Cosa fare:
A: Nell'articolo su Wall Street e l'Egitto, quale crescita del Pil Usa del quarto trimestre ha indicato la prima lettura, e quali erano le stime?
B: Prosegui l'articolo su Wall Street e le tensioni in Egitto, ripartendo dopo la sua ultima frase.

---- Sezione di testo

Wall Street teme l’Egitto, i trader riscoprono oro e petrolio

28 Gennaio 2011, di Redazione Wall Street Italia

Dopo due ore e mezzo di contrattazione Wall Street, partita all’insegna della cautela, si trova sui minimi intraday. L’S&P 500 ha cosi’ rotto il livello di supporto a 1.292/1.291 mentre il Nasdaq si e’ allontanato da quello posto a 2.731.

Le tensioni in arrivo dal Medio Oriente in generale, e dall’Egitto in particolare, non lasciano indifferenti gli investitori. Si ricorda che, come ogni venerdi’, la borsa locale e’ chiusa ma negli ultimi due giorni ha perso il 16%. Il costo per assicurarsi contro il fallimento del paese intento continua a crescere superando i 450 punti. Questo significa che ci voglio $450.000 all’anno per un contratto da 5 anni per assicurare $10 milioni di titoli di stato egiziani, in rialzo dai $305.000 della settimana scorsa. A inizio anno il Cds era a 237 circa.

Nell’ottobre 2008, dopo il fallimento di Lehman Brothers, era stato toccato il picco di 800 dimostrando che “il paese e’ sempre stato uno dei piu’ rischiosi nella regione a causa del suo debito e deficit e dell’alta inflazione”, ha spiegato a MarketWatch Gavan Nolan, direttore delle ricerche sul credito di Markit.

“Quello che sta accadendo nel Medio Oriente puo’ potenzialmente cambiare l’umore in merito alle proteste in corso contro i governi autoritari”, ha dichiarato a Dow Jones Christian Hviid, capo strategist di Genworth Financial Asset Management.

Se il governo egiziano guidato da Hosni Mubarak salta, si teme un effeto domino nel Nord Africa e in particolare in Yemen, Siria, Algeria e Libia.

Praticamente snobbati i dati macro odierni. La prima lettura del Pil Usa del quarto trimestre, per quanto sotto le attese (+3,2% contro stime di +3,7%), ha mostrato vendite finali ai massimi dal 1984. Molto bene anche l’export. E’ calata rispetto a dicembre la lettura finale della fiducia dei consumatori rilevata dall’Universita’ del Michigan

Sul fronte societario, hanno deluso i conti di Ford (F), i margini di Amazon (AMZN), gli utili di Microsfot (MSFT) anche se i ricavi sono cresciuti del 5% grazie alla solida domanda del pacchetto Office e del dispositivo per videogiochi Kinetic. Chevron (CVX) ha avuto un balzo dei propri profitti grazie al rialzo dei prezzi del greggio e alla vendita di alcuni asset.

--------
---- Voci elencate

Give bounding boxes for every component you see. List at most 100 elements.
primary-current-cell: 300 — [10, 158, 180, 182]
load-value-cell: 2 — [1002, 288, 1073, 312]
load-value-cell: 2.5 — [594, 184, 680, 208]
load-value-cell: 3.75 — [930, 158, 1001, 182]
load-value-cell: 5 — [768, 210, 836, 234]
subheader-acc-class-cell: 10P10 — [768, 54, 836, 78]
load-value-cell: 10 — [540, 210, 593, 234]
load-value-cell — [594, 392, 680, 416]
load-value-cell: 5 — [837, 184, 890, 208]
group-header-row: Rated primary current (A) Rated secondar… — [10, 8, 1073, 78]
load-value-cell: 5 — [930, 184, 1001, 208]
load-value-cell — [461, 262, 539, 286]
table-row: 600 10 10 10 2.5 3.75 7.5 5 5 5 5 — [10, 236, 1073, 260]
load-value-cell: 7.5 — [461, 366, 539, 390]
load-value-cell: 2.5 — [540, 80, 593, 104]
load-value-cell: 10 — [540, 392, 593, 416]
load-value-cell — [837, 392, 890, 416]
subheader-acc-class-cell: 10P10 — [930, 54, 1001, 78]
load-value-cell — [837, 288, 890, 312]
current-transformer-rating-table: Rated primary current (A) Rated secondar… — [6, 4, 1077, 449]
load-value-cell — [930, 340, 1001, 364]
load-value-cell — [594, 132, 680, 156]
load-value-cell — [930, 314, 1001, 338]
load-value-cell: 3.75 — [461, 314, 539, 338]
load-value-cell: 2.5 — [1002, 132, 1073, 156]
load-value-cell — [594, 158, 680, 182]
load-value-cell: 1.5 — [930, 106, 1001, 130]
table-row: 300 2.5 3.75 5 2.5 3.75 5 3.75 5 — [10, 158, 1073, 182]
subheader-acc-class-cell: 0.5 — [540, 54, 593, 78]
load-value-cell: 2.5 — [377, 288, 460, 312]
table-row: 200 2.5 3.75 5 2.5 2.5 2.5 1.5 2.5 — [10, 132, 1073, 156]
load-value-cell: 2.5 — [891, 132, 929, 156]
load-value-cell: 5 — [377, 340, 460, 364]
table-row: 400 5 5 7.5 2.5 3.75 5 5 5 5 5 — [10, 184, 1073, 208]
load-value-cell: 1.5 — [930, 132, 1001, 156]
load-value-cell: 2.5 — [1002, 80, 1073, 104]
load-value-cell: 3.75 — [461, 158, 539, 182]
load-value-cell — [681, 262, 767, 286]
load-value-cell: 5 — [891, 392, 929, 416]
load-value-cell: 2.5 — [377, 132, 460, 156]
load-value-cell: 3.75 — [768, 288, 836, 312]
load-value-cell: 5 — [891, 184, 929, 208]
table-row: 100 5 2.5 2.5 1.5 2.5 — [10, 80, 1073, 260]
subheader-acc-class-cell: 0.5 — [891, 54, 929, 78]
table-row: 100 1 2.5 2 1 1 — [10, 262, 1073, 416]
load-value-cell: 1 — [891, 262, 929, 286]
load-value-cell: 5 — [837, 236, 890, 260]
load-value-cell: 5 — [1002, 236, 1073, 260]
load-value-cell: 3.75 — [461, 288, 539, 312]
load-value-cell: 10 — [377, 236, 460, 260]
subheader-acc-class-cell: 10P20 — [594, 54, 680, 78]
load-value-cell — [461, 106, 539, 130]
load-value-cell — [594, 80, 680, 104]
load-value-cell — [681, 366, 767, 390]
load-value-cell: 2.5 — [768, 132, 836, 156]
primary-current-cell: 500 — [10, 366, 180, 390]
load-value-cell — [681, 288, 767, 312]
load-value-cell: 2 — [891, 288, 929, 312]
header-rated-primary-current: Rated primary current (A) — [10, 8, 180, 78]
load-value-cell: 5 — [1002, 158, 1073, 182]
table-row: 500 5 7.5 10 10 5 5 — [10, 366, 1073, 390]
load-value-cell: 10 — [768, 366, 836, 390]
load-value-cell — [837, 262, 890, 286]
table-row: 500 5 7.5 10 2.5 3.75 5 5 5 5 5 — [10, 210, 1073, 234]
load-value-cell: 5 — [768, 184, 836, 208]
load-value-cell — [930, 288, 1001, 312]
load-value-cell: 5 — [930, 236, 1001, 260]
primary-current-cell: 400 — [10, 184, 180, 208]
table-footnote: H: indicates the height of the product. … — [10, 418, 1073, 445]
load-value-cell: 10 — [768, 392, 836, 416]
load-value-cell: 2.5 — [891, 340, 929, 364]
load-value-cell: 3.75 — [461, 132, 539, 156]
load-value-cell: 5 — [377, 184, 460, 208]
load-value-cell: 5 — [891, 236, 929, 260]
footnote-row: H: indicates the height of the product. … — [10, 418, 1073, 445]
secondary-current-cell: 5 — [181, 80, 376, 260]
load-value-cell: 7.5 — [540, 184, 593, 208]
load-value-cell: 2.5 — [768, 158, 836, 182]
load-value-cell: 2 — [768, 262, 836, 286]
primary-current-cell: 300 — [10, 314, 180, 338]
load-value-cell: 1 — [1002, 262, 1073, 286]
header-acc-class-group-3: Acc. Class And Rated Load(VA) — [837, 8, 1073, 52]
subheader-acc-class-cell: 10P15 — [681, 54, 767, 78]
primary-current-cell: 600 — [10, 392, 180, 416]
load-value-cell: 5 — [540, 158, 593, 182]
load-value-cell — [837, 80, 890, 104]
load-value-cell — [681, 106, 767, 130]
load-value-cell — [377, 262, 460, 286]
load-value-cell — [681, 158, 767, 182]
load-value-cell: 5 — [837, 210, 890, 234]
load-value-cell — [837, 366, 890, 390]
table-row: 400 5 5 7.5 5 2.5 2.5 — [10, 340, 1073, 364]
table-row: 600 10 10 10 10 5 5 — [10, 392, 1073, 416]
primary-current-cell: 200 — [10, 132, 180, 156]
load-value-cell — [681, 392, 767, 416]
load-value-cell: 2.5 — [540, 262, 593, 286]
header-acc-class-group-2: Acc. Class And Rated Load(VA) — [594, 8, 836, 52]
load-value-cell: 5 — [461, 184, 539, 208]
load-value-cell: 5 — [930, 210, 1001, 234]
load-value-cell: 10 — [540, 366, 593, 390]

--------

Risposte per numero:
A: La prima lettura ha indicato +3,2%, contro stime di +3,7%.

B:
Sempre in tema di Stati Uniti l’attenzione e’ rivolta anche all’avvertimento di Moody’s, che ha affermato che il tempo per abbassare l’outlook da stabile negativo sul rating AAA degli Usa si sta avvicinando, poiche’ il deficit del paese continua a crescere. La nota dell’agenzia di rating arriva all’indomani del taglio del giudizio sul Giappone . L’indice Nikkei nel primo giorno utile per reagire al taglio dell’agenzia di rating ha perso l’1,1%. L’Hang Seng a Hong Kong ha visto un -0,7%, Shanghai +0,1%.

Chiusura in rosso e sui minimi di giornata per l’Europa, che per gran parte della seduta aveva visto segni positivi. Anche la Spagna, dove i sindacati hanno raggiunto un accordo per alzare l’eta’ pensionabile a 67 da 65, si e’ lasciata andare alle vendite. La riforma pensionistica, insieme a misure per aiutare le banche in difficolta’, e’ una componente cruciale della lotta del paese alla crisi del debito. Il Ftse/Mib ha perso l’1,28% a 22.025 punti. Hanno pesato Fiat (-4,5%) e Pirelli (-3%).

Da segnalare l’importante analisi sul trend futuro del Ftse Mib.

Sul fronte valutario l’euro ha perso oltre una figura avvicinandosi sempre piu’ a $1,36. Passa in secondo piano il fatto che la Cina, abbia dato il suo contributo a risollevare la moneta unica con continui acquisti ingenti non solo di euro ma anche di bond europei.

Sugli altri mercati, i futures con scadenza marzo segnano un rialzo dello 2,63% a $87,89 il barile. I contratti con scadenza analoga dell’oro sono riscoperti con un deciso cambio di rotta. Adesso segnano +1,19% a $1335,50 l’oncia. Sul fronte valutario l’euro cede lo 0,93% a $1,3606. Quanto ai Treasury, il rendimento sul decennale vale 3,3430% da 3,385% di ieri.